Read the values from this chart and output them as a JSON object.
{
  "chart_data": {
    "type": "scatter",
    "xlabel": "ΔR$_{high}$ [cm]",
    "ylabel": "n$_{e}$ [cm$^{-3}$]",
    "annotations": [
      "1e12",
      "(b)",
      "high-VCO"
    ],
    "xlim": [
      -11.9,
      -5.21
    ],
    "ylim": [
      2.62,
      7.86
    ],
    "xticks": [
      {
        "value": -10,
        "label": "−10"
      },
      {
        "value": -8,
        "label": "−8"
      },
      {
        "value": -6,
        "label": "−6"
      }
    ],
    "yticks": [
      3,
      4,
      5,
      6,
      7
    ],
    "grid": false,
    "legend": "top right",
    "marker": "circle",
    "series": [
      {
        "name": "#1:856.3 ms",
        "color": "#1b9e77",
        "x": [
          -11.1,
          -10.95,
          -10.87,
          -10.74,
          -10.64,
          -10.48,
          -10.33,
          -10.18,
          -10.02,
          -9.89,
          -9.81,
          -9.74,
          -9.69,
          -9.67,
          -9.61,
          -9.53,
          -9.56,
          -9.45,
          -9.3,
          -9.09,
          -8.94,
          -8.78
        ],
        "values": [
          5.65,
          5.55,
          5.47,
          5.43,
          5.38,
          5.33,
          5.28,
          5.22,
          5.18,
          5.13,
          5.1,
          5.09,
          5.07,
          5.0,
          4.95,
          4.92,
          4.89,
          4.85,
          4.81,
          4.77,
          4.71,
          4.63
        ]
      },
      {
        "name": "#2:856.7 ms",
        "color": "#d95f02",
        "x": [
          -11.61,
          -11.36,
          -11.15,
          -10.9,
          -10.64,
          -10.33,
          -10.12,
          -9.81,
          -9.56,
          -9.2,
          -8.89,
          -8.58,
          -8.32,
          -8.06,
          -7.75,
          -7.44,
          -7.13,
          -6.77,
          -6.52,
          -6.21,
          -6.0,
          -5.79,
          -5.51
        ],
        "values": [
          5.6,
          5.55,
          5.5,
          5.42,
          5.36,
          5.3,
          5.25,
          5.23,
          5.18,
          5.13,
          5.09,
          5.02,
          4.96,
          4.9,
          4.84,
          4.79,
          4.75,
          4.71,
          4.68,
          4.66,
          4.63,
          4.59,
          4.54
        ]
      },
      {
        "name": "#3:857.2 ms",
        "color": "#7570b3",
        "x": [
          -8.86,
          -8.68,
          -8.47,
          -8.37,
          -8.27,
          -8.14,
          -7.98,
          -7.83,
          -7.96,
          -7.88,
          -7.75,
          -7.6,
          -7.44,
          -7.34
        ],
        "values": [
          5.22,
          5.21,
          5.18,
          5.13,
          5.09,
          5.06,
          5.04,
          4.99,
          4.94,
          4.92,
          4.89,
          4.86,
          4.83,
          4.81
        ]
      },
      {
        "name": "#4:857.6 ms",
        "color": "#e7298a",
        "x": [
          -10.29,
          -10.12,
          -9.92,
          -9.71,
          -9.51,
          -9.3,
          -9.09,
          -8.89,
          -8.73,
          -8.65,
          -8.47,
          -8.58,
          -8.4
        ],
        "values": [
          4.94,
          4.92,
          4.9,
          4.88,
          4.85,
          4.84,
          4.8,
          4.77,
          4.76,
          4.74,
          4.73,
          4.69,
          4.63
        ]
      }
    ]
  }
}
━━━━━━
• [OBJECTIVE]
Copy out the full set of records precisely, leaving nothing out.

• [OUTPUT OF THE EXERCISE]
Read the values from this chart and output them as a JSON object.
{
  "chart_data": {
    "type": "scatter",
    "xlabel": "ΔR$_{high}$ [cm]",
    "ylabel": "n$_{e}$ [cm$^{-3}$]",
    "annotations": [
      "1e12",
      "(b)",
      "high-VCO"
    ],
    "xlim": [
      -11.9,
      -5.21
    ],
    "ylim": [
      2.62,
      7.86
    ],
    "xticks": [
      {
        "value": -10,
        "label": "−10"
      },
      {
        "value": -8,
        "label": "−8"
      },
      {
        "value": -6,
        "label": "−6"
      }
    ],
    "yticks": [
      3,
      4,
      5,
      6,
      7
    ],
    "grid": false,
    "legend": "top right",
    "marker": "circle",
    "series": [
      {
        "name": "#1:856.3 ms",
        "color": "#1b9e77",
        "x": [
          -11.1,
          -10.95,
          -10.87,
          -10.74,
          -10.64,
          -10.48,
          -10.33,
          -10.18,
          -10.02,
          -9.89,
          -9.81,
          -9.74,
          -9.69,
          -9.67,
          -9.61,
          -9.53,
          -9.56,
          -9.45,
          -9.3,
          -9.09,
          -8.94,
          -8.78
        ],
        "values": [
          5.65,
          5.55,
          5.47,
          5.43,
          5.38,
          5.33,
          5.28,
          5.22,
          5.18,
          5.13,
          5.1,
          5.09,
          5.07,
          5.0,
          4.95,
          4.92,
          4.89,
          4.85,
          4.81,
          4.77,
          4.71,
          4.63
        ]
      },
      {
        "name": "#2:856.7 ms",
        "color": "#d95f02",
        "x": [
          -11.61,
          -11.36,
          -11.15,
          -10.9,
          -10.64,
          -10.33,
          -10.12,
          -9.81,
          -9.56,
          -9.2,
          -8.89,
          -8.58,
          -8.32,
          -8.06,
          -7.75,
          -7.44,
          -7.13,
          -6.77,
          -6.52,
          -6.21,
          -6.0,
          -5.79,
          -5.51
        ],
        "values": [
          5.6,
          5.55,
          5.5,
          5.42,
          5.36,
          5.3,
          5.25,
          5.23,
          5.18,
          5.13,
          5.09,
          5.02,
          4.96,
          4.9,
          4.84,
          4.79,
          4.75,
          4.71,
          4.68,
          4.66,
          4.63,
          4.59,
          4.54
        ]
      },
      {
        "name": "#3:857.2 ms",
        "color": "#7570b3",
        "x": [
          -8.86,
          -8.68,
          -8.47,
          -8.37,
          -8.27,
          -8.14,
          -7.98,
          -7.83,
          -7.96,
          -7.88,
          -7.75,
          -7.6,
          -7.44,
          -7.34
        ],
        "values": [
          5.22,
          5.21,
          5.18,
          5.13,
          5.09,
          5.06,
          5.04,
          4.99,
          4.94,
          4.92,
          4.89,
          4.86,
          4.83,
          4.81
        ]
      },
      {
        "name": "#4:857.6 ms",
        "color": "#e7298a",
        "x": [
          -10.29,
          -10.12,
          -9.92,
          -9.71,
          -9.51,
          -9.3,
          -9.09,
          -8.89,
          -8.73,
          -8.65,
          -8.47,
          -8.58,
          -8.4
        ],
        "values": [
          4.94,
          4.92,
          4.9,
          4.88,
          4.85,
          4.84,
          4.8,
          4.77,
          4.76,
          4.74,
          4.73,
          4.69,
          4.63
        ]
      }
    ]
  }
}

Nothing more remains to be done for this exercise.